• [Task requirements]: Identify each line below that contains the word "velvidende", and copy it out.

• [Task material]:
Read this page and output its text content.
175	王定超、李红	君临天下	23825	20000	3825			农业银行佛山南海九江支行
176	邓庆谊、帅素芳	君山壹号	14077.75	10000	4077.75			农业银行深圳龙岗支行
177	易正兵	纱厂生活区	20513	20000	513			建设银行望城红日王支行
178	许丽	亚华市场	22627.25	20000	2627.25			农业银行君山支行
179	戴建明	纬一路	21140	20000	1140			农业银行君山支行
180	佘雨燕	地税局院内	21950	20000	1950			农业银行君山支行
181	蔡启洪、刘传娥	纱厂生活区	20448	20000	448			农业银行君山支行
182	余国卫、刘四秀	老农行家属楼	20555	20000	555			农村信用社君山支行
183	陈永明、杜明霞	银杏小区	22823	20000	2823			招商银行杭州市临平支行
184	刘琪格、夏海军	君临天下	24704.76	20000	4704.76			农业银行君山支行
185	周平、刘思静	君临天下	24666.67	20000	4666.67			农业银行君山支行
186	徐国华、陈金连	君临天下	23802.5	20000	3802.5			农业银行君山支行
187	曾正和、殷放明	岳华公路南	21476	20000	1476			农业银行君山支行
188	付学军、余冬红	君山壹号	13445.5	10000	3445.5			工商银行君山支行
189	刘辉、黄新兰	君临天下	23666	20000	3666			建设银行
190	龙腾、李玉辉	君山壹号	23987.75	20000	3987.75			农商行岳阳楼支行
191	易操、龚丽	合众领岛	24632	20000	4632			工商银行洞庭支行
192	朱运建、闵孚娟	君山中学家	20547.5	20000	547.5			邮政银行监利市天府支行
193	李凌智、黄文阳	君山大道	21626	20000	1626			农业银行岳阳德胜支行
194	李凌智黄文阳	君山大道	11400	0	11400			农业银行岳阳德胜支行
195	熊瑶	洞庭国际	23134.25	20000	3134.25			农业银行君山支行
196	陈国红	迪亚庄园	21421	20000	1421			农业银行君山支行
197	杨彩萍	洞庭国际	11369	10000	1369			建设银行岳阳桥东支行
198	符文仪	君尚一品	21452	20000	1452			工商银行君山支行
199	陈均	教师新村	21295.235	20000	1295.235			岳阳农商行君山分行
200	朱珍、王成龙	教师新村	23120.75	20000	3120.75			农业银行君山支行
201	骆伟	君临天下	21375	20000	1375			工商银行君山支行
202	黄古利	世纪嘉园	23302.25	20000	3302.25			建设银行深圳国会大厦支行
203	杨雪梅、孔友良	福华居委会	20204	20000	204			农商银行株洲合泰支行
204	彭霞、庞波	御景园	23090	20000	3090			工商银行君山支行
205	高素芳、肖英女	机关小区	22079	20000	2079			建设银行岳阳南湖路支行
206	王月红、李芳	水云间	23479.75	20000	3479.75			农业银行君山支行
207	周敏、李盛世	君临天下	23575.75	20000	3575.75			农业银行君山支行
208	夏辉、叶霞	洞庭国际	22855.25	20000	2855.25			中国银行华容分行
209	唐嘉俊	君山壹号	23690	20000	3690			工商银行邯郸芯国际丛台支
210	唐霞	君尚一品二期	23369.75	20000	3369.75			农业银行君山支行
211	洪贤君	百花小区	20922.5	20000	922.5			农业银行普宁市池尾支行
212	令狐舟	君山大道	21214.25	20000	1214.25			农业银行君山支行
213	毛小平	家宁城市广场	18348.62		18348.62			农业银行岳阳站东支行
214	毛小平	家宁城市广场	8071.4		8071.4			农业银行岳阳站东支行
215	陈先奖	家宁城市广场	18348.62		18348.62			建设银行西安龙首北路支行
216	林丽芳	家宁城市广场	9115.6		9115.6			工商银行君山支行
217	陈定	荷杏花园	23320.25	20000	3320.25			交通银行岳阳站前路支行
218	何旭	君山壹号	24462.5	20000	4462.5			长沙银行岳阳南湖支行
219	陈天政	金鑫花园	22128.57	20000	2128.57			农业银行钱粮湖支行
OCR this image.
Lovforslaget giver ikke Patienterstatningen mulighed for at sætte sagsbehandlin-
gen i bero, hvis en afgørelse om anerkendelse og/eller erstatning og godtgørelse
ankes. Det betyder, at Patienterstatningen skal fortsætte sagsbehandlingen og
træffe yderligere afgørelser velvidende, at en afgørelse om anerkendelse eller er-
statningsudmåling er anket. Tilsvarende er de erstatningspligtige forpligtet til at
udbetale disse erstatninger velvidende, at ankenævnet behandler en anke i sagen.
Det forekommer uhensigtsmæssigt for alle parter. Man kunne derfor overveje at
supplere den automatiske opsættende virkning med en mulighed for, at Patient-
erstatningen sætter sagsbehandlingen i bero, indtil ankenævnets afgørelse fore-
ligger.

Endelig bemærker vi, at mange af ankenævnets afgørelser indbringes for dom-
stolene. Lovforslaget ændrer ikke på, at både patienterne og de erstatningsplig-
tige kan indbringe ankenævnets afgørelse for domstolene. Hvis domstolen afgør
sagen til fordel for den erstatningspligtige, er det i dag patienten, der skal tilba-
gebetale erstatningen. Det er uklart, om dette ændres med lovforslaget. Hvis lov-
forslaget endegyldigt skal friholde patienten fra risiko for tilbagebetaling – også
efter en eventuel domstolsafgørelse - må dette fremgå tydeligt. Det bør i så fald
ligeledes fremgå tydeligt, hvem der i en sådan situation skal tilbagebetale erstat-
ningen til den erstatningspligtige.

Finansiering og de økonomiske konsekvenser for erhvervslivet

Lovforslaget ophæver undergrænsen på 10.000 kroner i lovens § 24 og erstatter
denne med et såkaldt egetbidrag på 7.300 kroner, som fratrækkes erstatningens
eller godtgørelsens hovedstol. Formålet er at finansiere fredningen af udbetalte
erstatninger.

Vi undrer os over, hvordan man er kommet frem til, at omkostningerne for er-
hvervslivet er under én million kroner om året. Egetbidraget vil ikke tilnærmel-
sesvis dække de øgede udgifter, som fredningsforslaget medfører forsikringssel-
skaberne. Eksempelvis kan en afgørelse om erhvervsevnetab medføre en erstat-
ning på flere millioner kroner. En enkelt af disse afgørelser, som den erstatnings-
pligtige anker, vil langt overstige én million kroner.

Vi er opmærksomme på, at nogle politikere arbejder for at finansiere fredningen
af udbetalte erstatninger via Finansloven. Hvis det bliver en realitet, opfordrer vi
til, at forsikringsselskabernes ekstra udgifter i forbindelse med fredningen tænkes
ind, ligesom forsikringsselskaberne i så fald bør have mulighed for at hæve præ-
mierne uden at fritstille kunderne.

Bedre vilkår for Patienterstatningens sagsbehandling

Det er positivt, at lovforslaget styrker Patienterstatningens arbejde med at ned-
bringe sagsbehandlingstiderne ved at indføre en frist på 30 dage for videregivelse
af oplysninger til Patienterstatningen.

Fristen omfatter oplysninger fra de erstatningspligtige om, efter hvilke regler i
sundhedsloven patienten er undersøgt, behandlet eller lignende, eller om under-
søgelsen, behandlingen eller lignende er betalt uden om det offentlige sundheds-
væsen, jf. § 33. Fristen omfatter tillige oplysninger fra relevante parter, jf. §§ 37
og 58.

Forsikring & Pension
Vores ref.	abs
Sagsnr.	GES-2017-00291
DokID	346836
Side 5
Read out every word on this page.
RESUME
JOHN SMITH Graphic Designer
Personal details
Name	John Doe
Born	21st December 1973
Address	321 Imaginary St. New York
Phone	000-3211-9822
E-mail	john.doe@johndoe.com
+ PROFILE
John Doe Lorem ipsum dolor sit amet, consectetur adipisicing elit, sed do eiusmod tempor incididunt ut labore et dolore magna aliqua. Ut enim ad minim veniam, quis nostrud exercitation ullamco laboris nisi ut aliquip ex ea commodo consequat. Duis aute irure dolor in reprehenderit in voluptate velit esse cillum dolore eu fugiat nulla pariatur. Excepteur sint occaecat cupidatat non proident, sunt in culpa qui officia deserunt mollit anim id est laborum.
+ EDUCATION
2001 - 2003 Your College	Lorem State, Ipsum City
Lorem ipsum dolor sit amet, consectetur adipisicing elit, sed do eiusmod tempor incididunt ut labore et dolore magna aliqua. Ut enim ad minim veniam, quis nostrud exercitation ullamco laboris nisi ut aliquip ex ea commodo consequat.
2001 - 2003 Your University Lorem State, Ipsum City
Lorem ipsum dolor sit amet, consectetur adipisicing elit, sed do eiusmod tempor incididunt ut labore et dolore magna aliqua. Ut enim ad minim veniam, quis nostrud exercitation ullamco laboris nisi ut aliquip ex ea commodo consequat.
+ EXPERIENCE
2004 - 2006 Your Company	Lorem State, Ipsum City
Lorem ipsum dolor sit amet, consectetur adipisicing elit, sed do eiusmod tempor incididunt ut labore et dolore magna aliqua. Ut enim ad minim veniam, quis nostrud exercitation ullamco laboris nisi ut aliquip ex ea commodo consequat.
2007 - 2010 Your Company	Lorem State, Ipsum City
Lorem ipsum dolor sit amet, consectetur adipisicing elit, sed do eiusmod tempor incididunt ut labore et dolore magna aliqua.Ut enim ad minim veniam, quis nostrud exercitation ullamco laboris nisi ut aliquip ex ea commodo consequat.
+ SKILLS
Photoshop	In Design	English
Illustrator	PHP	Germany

• [Answer to the problem]:
træffe yderligere afgørelser velvidende, at en afgørelse om anerkendelse eller er-
udbetale disse erstatninger velvidende, at ankenævnet behandler en anke i sagen.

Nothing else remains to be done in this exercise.